STATED TASK: Pull out every line of the listing from the one containing "- private-sessions-line1: Studio" down to the one containing "- fee-price: $ 350: [855, 974, 918, 1005]", both included, and reproduce them verbatim.

GIVEN DATA:
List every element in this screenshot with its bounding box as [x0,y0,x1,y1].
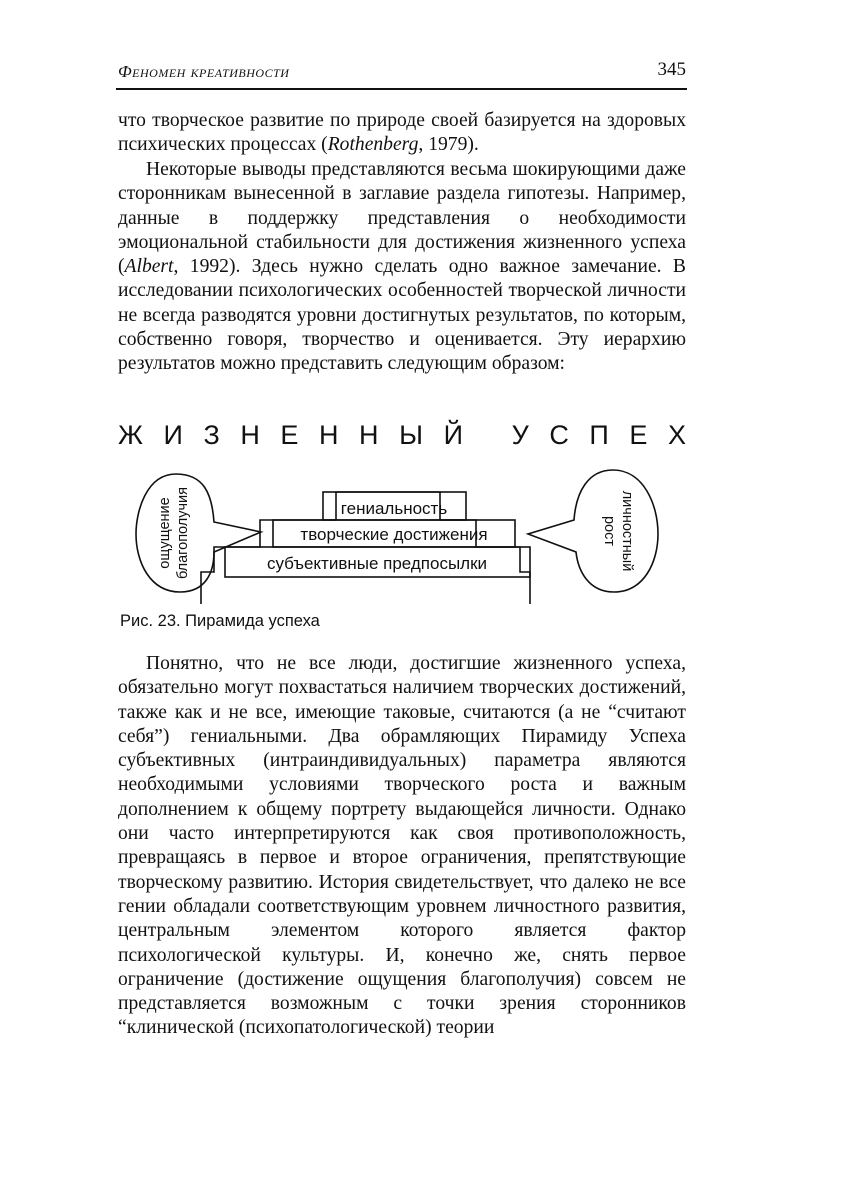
figure-title-letter [484,420,492,451]
figure-title-letter: Н [240,420,260,450]
paragraph-1-text-b: , 1979). [418,134,479,156]
left-bubble-line-2: благополучия [175,486,191,580]
citation-albert: Albert [124,256,174,278]
figure-caption: Рис. 23. Пирамида успеха [120,612,320,630]
page-number: 345 [657,59,686,80]
figure-title-letter: З [203,420,220,450]
right-bubble [528,470,658,592]
paragraph-3-text: Понятно, что не все люди, достигшие жизненного успеха, обязательно могут похвастаться наличием творческих достижений, также как и не все, имеющие таковые, считаются (а не “считают себя”) гениальными. Два обрамляющих Пирамиду Успеха субъективных (интраиндивидуальных) параметра являются необходимыми условиями творческого роста и важным дополнением к общему портрету выдающейся личности. Однако они часто интерпретируются как своя противоположность, превращаясь в первое и второе ограничения, препятствующие творческому развитию. История свидетельствует, что далеко не все гении обладали соответствующим уровнем личностного развития, центральным элементом которого является фактор психологической культуры. И, конечно же, снять первое ограничение (достижение ощущения благополучия) совсем не представляется возможным с точки зрения сторонников “клинической (психопатологической) теории [118,653,686,1039]
level-label-top: гениальность [340,499,448,518]
figure-title-letter: С [549,420,569,450]
figure-title-letter: Ы [399,420,424,450]
left-bubble-line-1: ощущение [157,497,173,569]
figure-title-letter: Н [318,420,339,450]
running-title: Феномен креативности [118,62,290,81]
level-label-middle: творческие достижения [300,525,488,544]
figure-title-letter: Н [359,420,379,450]
figure-title-letter: Ж [118,420,143,450]
figure-title-letter: Й [443,420,463,450]
paragraph-2 [118,158,686,377]
figure-title-letter: Е [280,420,299,450]
paragraph-1-text-a: что творческое развитие по природе своей базируется на здоровых психических процессах ( [118,110,686,156]
paragraph-2-text-b: , 1992). Здесь нужно сделать одно важное замечание. В исследовании психологических особенностей творческой личности не всегда разводятся уровни достигнутых результатов, по которым, собственно говоря, творчество и оценивается. Эту иерархию результатов можно представить следующим образом: [118,256,686,375]
level-label-bottom: субъективные предпосылки [266,554,488,573]
citation-rothenberg: Rothenberg [327,134,419,156]
figure-title-letter: Е [629,420,648,450]
success-pyramid-diagram [118,452,688,612]
right-bubble-line-2: рост [601,515,617,547]
figure-title-letter: И [163,420,183,450]
header-rule [116,88,687,90]
figure-title-letter: У [511,420,529,450]
figure-title-letter: Х [667,420,686,450]
figure-title [118,420,686,451]
paragraph-3 [118,652,686,1041]
paragraph-1 [118,109,686,158]
left-bubble [136,474,261,592]
paragraph-2-text-a: Некоторые выводы представляются весьма шокирующими даже сторонникам вынесенной в заглавие раздела гипотезы. Например, данные в поддержку представления о необходимости эмоциональной стабильности для достижения жизненного успеха ( [118,159,686,278]
figure-title-letter: П [589,420,609,450]
right-bubble-line-1: личностный [619,490,635,572]
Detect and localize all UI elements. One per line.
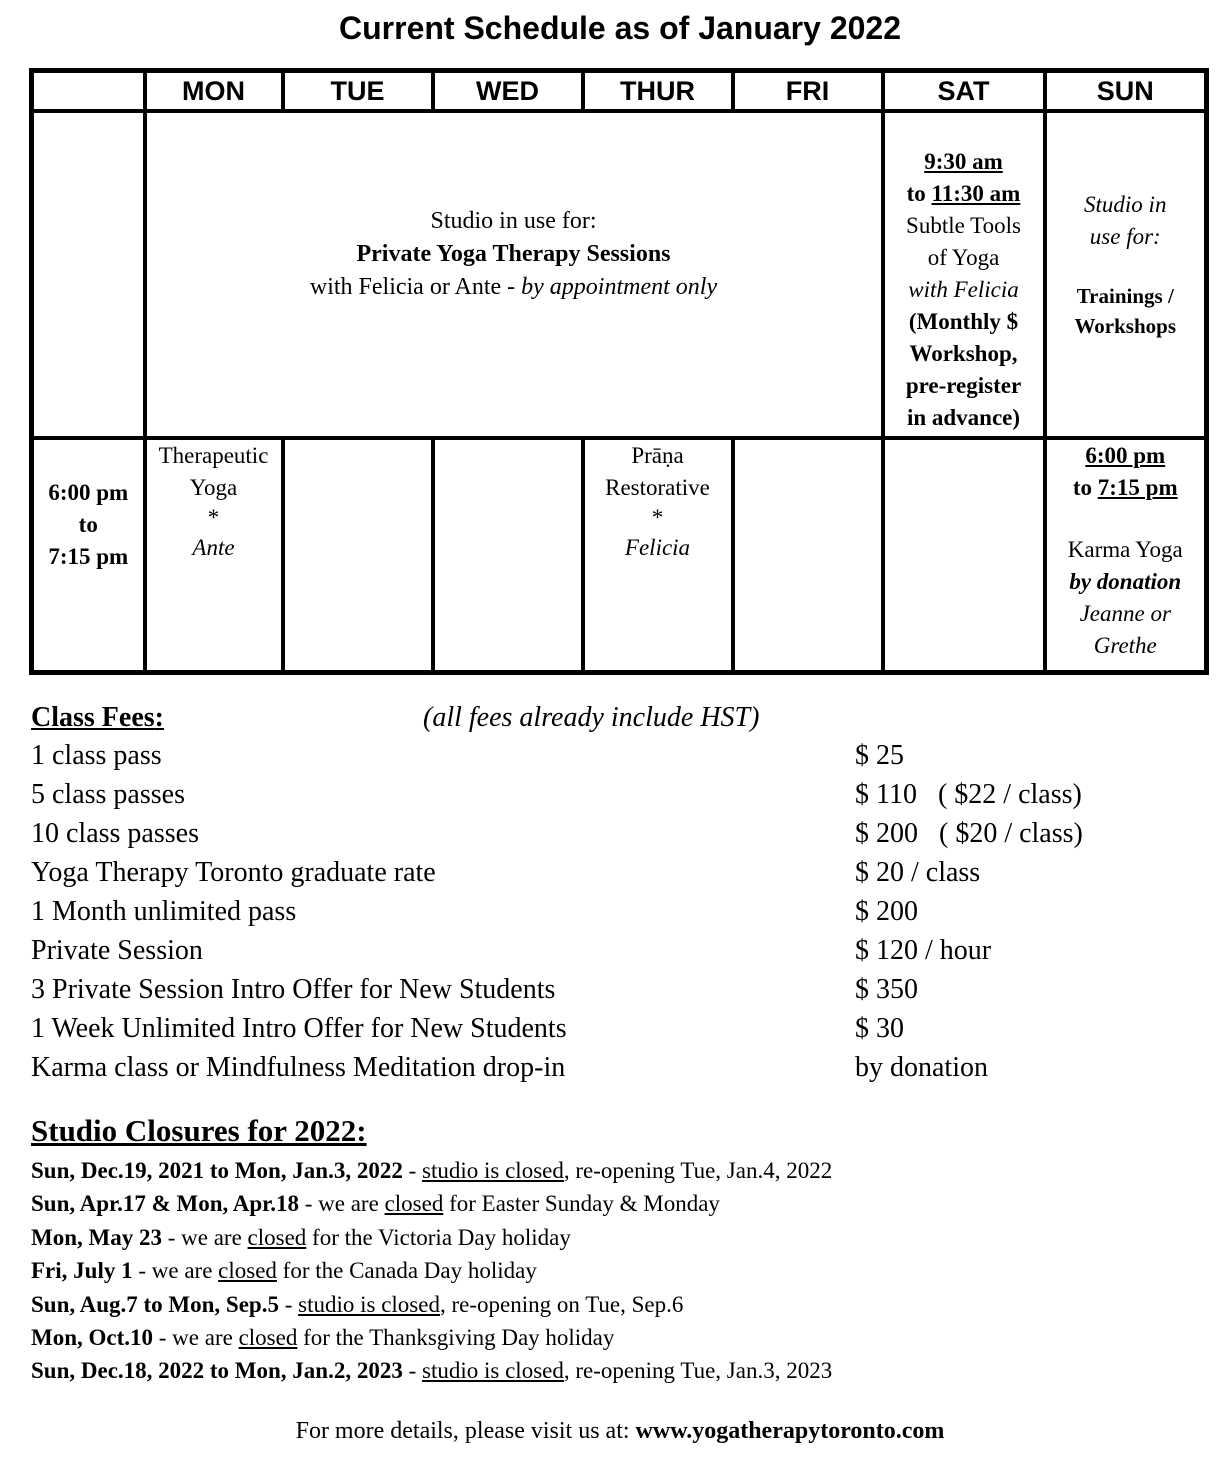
- private-sessions-line1: Studio in use for:: [430, 208, 597, 234]
- sat-class-line1: Subtle Tools: [906, 212, 1021, 238]
- closure-text: for Easter Sunday & Monday: [443, 1191, 720, 1217]
- tue-evening-cell: [283, 438, 433, 673]
- fri-evening-cell: [733, 438, 883, 673]
- sat-time-start: 9:30 am: [924, 148, 1003, 174]
- fee-price: $ 25: [855, 740, 904, 771]
- schedule-table: [29, 68, 1209, 675]
- fee-name: 1 class pass: [31, 740, 162, 771]
- footer: [0, 1418, 1225, 1445]
- closure-text: - we are: [132, 1258, 219, 1284]
- closure-list: [31, 1154, 1211, 1388]
- schedule-morning-row: [32, 111, 1207, 438]
- closure-text: - we are: [153, 1325, 239, 1351]
- studio-closures-section: [31, 1112, 1211, 1388]
- fee-row: [31, 740, 1191, 779]
- fee-row: [31, 779, 1191, 818]
- class-fees-section: [31, 702, 1191, 1091]
- sun-morning-line1: Studio in: [1084, 191, 1167, 217]
- schedule-evening-row: [32, 438, 1207, 673]
- closure-text: , re-opening on Tue, Sep.6: [439, 1291, 684, 1317]
- closure-status: studio is closed: [422, 1158, 564, 1183]
- mon-class-line1: Therapeutic: [158, 443, 269, 468]
- fee-name: Yoga Therapy Toronto graduate rate: [31, 857, 436, 888]
- mon-marker: *: [207, 505, 220, 530]
- fee-name: 1 Month unlimited pass: [31, 896, 297, 927]
- closure-text: -: [402, 1158, 423, 1183]
- private-sessions-title: Private Yoga Therapy Sessions: [356, 241, 671, 267]
- fee-price: $ 350: [855, 974, 918, 1005]
- closure-status: closed: [218, 1258, 277, 1284]
- closure-dates: Sun, Apr.17 & Mon, Apr.18: [31, 1191, 299, 1217]
- fee-price: $ 200: [855, 896, 918, 927]
- fee-name: 5 class passes: [31, 779, 185, 810]
- fee-name: 1 Week Unlimited Intro Offer for New Students: [31, 1013, 567, 1044]
- sun-morning-line4: Workshops: [1074, 313, 1177, 338]
- day-header-sat: SAT: [883, 71, 1045, 112]
- closure-text: - we are: [299, 1191, 385, 1217]
- sun-morning-line3: Trainings /: [1076, 283, 1174, 308]
- closure-text: , re-opening Tue, Jan.3, 2023: [563, 1358, 833, 1384]
- closure-row: [31, 1254, 1211, 1287]
- wed-evening-cell: [433, 438, 583, 673]
- sun-evening-teacher-line2: Grethe: [1093, 633, 1157, 658]
- day-header-thur: THUR: [583, 71, 733, 112]
- fee-price: $ 30: [855, 1013, 904, 1044]
- closure-row: [31, 1354, 1211, 1387]
- morning-time-cell: [32, 111, 145, 438]
- evening-time-cell: [32, 438, 145, 673]
- mon-class-line2: Yoga: [189, 475, 238, 500]
- closure-dates: Mon, May 23: [31, 1224, 162, 1250]
- closure-text: for the Victoria Day holiday: [306, 1224, 571, 1250]
- sat-note-line3: pre-register: [905, 372, 1022, 398]
- closure-text: , re-opening Tue, Jan.4, 2022: [563, 1158, 833, 1183]
- closure-row: [31, 1288, 1211, 1321]
- fee-name: Private Session: [31, 935, 203, 966]
- fee-name: Karma class or Mindfulness Meditation drop-in: [31, 1052, 566, 1083]
- evening-time-line2: to: [78, 512, 98, 537]
- footer-url-link[interactable]: www.yogatherapytoronto.com: [635, 1418, 945, 1444]
- closure-text: -: [402, 1358, 423, 1384]
- thur-teacher: Felicia: [624, 535, 691, 560]
- page-title: Current Schedule as of January 2022: [339, 10, 901, 46]
- mon-evening-cell: [145, 438, 283, 673]
- class-fees-header: [31, 702, 1191, 740]
- thur-marker: *: [651, 505, 664, 530]
- thur-class-line2: Restorative: [605, 475, 710, 500]
- closure-status: closed: [384, 1191, 444, 1217]
- closure-dates: Fri, July 1: [31, 1258, 133, 1284]
- day-header-sun: SUN: [1045, 71, 1207, 112]
- private-sessions-line3: with Felicia or Ante - by appointment only: [309, 274, 718, 300]
- fee-price: $ 200 ( $20 / class): [855, 818, 1083, 849]
- fee-list: [31, 740, 1191, 1091]
- fee-price: $ 120 / hour: [855, 935, 992, 966]
- sat-note-line1: (Monthly $: [908, 308, 1019, 334]
- fee-row: [31, 896, 1191, 935]
- closure-status: studio is closed: [298, 1291, 440, 1317]
- mon-teacher: Ante: [192, 535, 235, 560]
- footer-text: For more details, please visit us at:: [295, 1418, 636, 1444]
- closure-text: for the Canada Day holiday: [276, 1258, 537, 1284]
- sun-evening-cell: [1045, 438, 1207, 673]
- sun-evening-fee: by donation: [1069, 569, 1182, 594]
- closure-row: [31, 1221, 1211, 1254]
- evening-time-line1: 6:00 pm: [48, 480, 129, 505]
- fee-price: $ 20 / class: [855, 857, 981, 888]
- fee-row: [31, 857, 1191, 896]
- day-header-mon: MON: [145, 71, 283, 112]
- sun-morning-line2: use for:: [1089, 223, 1161, 249]
- thur-evening-cell: [583, 438, 733, 673]
- corner-cell: [32, 71, 145, 112]
- closure-row: [31, 1321, 1211, 1354]
- closure-dates: Sun, Dec.19, 2021 to Mon, Jan.3, 2022: [31, 1158, 403, 1183]
- sun-evening-time-start: 6:00 pm: [1085, 443, 1166, 468]
- closure-status: studio is closed: [422, 1358, 564, 1384]
- sun-evening-teacher-line1: Jeanne or: [1079, 601, 1171, 626]
- closure-dates: Sun, Dec.18, 2022 to Mon, Jan.2, 2023: [31, 1358, 403, 1384]
- closure-text: for the Thanksgiving Day holiday: [297, 1325, 615, 1351]
- sat-evening-cell: [883, 438, 1045, 673]
- closure-text: - we are: [161, 1224, 248, 1250]
- sun-morning-cell: [1045, 111, 1207, 438]
- sun-evening-time-end: to 7:15 pm: [1072, 475, 1178, 500]
- studio-closures-heading: Studio Closures for 2022:: [31, 1113, 367, 1148]
- sat-time-end: to 11:30 am: [906, 180, 1021, 206]
- schedule-header-row: [32, 71, 1207, 112]
- sat-morning-cell: [883, 111, 1045, 438]
- sun-evening-class: Karma Yoga: [1067, 537, 1183, 562]
- closure-status: closed: [247, 1224, 307, 1250]
- fee-name: 3 Private Session Intro Offer for New Students: [31, 974, 556, 1005]
- day-header-wed: WED: [433, 71, 583, 112]
- sat-note-line4: in advance): [906, 404, 1021, 430]
- fee-price: by donation: [855, 1052, 988, 1083]
- closure-dates: Sun, Aug.7 to Mon, Sep.5: [31, 1291, 279, 1317]
- sat-note-line2: Workshop,: [909, 340, 1018, 366]
- fee-price: $ 110 ( $22 / class): [855, 779, 1082, 810]
- fee-row: [31, 1013, 1191, 1052]
- closure-text: -: [278, 1291, 299, 1317]
- day-header-fri: FRI: [733, 71, 883, 112]
- class-fees-note: (all fees already include HST): [423, 702, 760, 733]
- closure-status: closed: [238, 1325, 298, 1351]
- thur-class-line1: Prāṇa: [631, 443, 684, 468]
- evening-time-line3: 7:15 pm: [48, 544, 129, 569]
- closure-dates: Mon, Oct.10: [31, 1325, 154, 1351]
- fee-name: 10 class passes: [31, 818, 199, 849]
- closure-row: [31, 1154, 1211, 1187]
- class-fees-heading: Class Fees:: [31, 702, 164, 733]
- private-sessions-block: [145, 111, 883, 438]
- fee-row: [31, 1052, 1191, 1091]
- sat-class-line2: of Yoga: [927, 244, 1000, 270]
- closure-row: [31, 1187, 1211, 1220]
- fee-row: [31, 974, 1191, 1013]
- fee-row: [31, 935, 1191, 974]
- sat-teacher: with Felicia: [908, 276, 1019, 302]
- fee-row: [31, 818, 1191, 857]
- day-header-tue: TUE: [283, 71, 433, 112]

SOLUTION TO THE EXERCISE:
- private-sessions-line1: Studio in use for:: [430, 208, 597, 234]
- sat-class-line1: Subtle Tools: [906, 212, 1021, 238]
- closure-text: for Easter Sunday & Monday: [443, 1191, 720, 1217]
- tue-evening-cell: [283, 438, 433, 673]
- fri-evening-cell: [733, 438, 883, 673]
- sat-time-start: 9:30 am: [924, 148, 1003, 174]
- fee-price: $ 25: [855, 740, 904, 771]
- schedule-table: [29, 68, 1209, 675]
- fee-name: 1 class pass: [31, 740, 162, 771]
- footer: [0, 1418, 1225, 1445]
- closure-text: - we are: [132, 1258, 219, 1284]
- closure-list: [31, 1154, 1211, 1388]
- schedule-morning-row: [32, 111, 1207, 438]
- closure-text: - we are: [153, 1325, 239, 1351]
- studio-closures-section: [31, 1112, 1211, 1388]
- fee-row: [31, 740, 1191, 779]
- fee-row: [31, 779, 1191, 818]
- class-fees-section: [31, 702, 1191, 1091]
- sun-morning-line1: Studio in: [1084, 191, 1167, 217]
- schedule-evening-row: [32, 438, 1207, 673]
- closure-text: , re-opening on Tue, Sep.6: [439, 1291, 684, 1317]
- closure-status: studio is closed: [422, 1158, 564, 1183]
- mon-class-line1: Therapeutic: [158, 443, 269, 468]
- fee-name: Yoga Therapy Toronto graduate rate: [31, 857, 436, 888]
- mon-marker: *: [207, 505, 220, 530]
- fee-name: 1 Month unlimited pass: [31, 896, 297, 927]
- closure-text: -: [402, 1158, 423, 1183]
- private-sessions-title: Private Yoga Therapy Sessions: [356, 241, 671, 267]
- fee-price: $ 350: [855, 974, 918, 1005]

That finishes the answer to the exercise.